*** Information shown ***

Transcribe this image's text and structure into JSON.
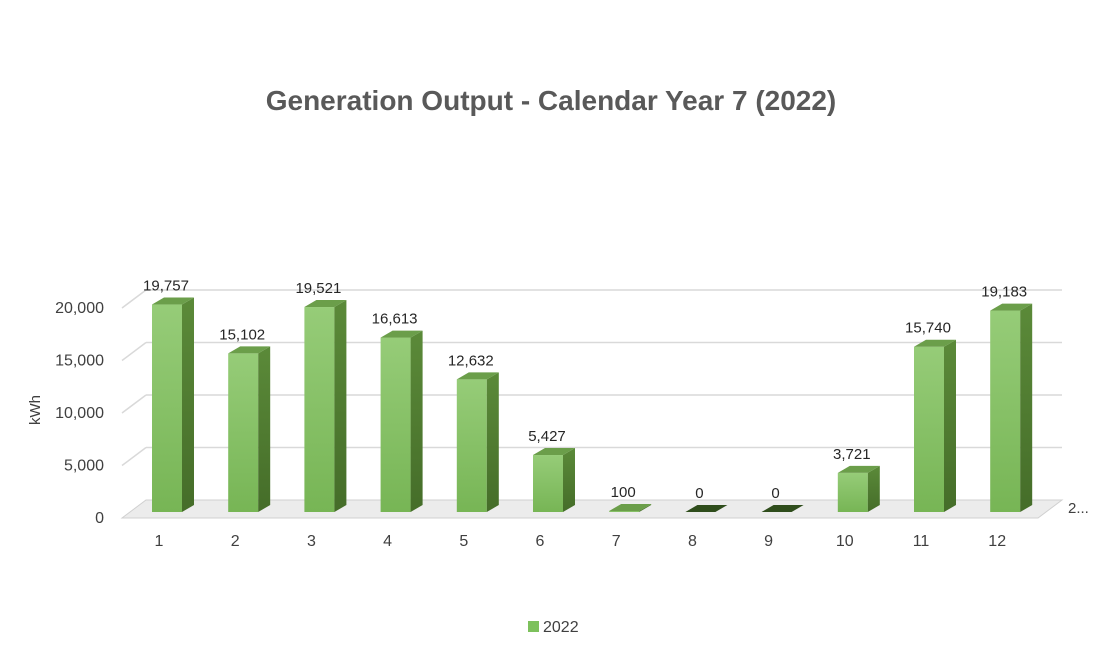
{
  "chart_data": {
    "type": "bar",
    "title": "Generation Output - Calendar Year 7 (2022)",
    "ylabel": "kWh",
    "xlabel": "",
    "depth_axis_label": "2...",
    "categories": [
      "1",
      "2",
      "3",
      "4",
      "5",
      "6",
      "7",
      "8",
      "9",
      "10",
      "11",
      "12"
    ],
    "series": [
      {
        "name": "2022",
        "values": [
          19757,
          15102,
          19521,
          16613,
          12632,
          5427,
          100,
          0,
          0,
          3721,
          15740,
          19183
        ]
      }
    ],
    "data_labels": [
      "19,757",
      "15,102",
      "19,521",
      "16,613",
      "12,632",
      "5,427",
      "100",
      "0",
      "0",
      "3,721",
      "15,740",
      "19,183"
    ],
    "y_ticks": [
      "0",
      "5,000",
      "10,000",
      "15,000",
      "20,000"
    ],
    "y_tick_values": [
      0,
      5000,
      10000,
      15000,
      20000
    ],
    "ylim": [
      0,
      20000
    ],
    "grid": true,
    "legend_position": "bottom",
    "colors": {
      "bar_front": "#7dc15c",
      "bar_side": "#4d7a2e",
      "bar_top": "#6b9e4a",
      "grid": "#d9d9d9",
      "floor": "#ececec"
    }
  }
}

***

(What to work on):
Repeat each entry exactly. Pictures do not belong in the copy.

(Task answer):
Transcribe this image's text and structure into JSON.
{
  "chart_data": {
    "type": "bar",
    "title": "Generation Output - Calendar Year 7 (2022)",
    "ylabel": "kWh",
    "xlabel": "",
    "depth_axis_label": "2...",
    "categories": [
      "1",
      "2",
      "3",
      "4",
      "5",
      "6",
      "7",
      "8",
      "9",
      "10",
      "11",
      "12"
    ],
    "series": [
      {
        "name": "2022",
        "values": [
          19757,
          15102,
          19521,
          16613,
          12632,
          5427,
          100,
          0,
          0,
          3721,
          15740,
          19183
        ]
      }
    ],
    "data_labels": [
      "19,757",
      "15,102",
      "19,521",
      "16,613",
      "12,632",
      "5,427",
      "100",
      "0",
      "0",
      "3,721",
      "15,740",
      "19,183"
    ],
    "y_ticks": [
      "0",
      "5,000",
      "10,000",
      "15,000",
      "20,000"
    ],
    "y_tick_values": [
      0,
      5000,
      10000,
      15000,
      20000
    ],
    "ylim": [
      0,
      20000
    ],
    "grid": true,
    "legend_position": "bottom",
    "colors": {
      "bar_front": "#7dc15c",
      "bar_side": "#4d7a2e",
      "bar_top": "#6b9e4a",
      "grid": "#d9d9d9",
      "floor": "#ececec"
    }
  }
}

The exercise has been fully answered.